GIVEN EXERCISE:
Examine the records and identify each line that includes the string "operations". Copy those lines.

RECORD EXTRACTS:

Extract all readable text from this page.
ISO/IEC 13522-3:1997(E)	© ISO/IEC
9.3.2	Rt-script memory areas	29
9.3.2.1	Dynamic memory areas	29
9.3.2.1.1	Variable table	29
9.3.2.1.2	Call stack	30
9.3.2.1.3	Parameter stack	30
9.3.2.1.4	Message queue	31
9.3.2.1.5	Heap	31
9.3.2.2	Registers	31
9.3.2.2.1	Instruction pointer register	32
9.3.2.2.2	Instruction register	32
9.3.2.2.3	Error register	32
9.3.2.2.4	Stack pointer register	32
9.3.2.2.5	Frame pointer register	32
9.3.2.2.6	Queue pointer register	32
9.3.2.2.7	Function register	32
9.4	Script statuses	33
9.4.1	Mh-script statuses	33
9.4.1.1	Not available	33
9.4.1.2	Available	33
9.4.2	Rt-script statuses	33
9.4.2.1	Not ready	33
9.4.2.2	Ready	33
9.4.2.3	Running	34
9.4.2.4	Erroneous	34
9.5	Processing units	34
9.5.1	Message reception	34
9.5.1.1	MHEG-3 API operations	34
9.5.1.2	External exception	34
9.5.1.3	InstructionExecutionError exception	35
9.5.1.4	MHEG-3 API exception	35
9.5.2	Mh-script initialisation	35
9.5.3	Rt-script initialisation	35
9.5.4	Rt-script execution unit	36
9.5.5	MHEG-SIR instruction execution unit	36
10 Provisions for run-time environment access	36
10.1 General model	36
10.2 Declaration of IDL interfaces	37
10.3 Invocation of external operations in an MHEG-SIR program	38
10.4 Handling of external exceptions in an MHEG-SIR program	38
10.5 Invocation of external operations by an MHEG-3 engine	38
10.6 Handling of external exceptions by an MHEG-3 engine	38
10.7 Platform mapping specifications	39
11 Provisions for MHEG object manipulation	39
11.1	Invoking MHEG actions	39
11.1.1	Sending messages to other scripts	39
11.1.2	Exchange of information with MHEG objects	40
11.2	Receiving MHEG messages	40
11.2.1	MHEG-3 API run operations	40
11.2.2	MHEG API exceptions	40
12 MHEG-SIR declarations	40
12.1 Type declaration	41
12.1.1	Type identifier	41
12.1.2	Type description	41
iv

...

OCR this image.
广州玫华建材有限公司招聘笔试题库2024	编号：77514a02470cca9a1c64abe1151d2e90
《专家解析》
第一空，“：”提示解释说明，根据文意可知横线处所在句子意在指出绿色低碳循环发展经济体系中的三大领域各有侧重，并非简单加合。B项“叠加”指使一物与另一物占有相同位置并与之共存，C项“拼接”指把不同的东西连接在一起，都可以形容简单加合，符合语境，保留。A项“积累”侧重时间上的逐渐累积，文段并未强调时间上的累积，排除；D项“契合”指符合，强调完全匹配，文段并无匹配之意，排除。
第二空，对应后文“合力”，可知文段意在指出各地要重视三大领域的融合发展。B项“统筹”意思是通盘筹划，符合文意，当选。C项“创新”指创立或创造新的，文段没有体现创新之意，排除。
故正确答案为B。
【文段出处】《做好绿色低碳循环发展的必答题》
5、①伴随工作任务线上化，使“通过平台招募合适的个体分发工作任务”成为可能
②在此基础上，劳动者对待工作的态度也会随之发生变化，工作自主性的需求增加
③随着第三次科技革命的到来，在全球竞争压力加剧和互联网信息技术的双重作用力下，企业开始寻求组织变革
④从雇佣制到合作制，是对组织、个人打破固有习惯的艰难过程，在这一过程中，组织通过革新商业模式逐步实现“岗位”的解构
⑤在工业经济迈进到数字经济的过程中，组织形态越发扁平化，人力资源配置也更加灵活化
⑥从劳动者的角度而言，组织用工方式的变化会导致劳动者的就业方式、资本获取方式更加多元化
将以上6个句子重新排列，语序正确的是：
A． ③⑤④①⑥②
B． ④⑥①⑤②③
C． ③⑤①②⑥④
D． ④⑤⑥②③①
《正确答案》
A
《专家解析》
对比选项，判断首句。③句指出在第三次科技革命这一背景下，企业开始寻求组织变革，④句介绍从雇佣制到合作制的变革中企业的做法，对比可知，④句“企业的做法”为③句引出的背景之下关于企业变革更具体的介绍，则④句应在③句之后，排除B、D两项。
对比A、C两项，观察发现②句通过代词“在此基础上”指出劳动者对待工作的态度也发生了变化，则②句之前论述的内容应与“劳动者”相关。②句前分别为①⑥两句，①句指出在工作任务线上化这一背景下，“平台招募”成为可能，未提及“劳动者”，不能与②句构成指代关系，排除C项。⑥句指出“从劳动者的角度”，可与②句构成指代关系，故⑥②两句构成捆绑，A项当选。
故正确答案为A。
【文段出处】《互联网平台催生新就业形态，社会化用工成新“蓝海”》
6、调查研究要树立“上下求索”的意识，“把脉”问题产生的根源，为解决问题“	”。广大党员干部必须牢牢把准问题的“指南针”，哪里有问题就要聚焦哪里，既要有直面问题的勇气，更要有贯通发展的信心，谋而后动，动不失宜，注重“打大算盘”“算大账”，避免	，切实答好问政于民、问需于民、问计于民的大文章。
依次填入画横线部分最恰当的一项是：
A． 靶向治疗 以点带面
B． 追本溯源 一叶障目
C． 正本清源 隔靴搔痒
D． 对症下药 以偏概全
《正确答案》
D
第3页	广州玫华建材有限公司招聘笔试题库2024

RESPONSE TO THE EXERCISE:
9.5.1.1	MHEG-3 API operations	34
10.3 Invocation of external operations in an MHEG-SIR program	38
10.5 Invocation of external operations by an MHEG-3 engine	38
11.2.1	MHEG-3 API run operations	40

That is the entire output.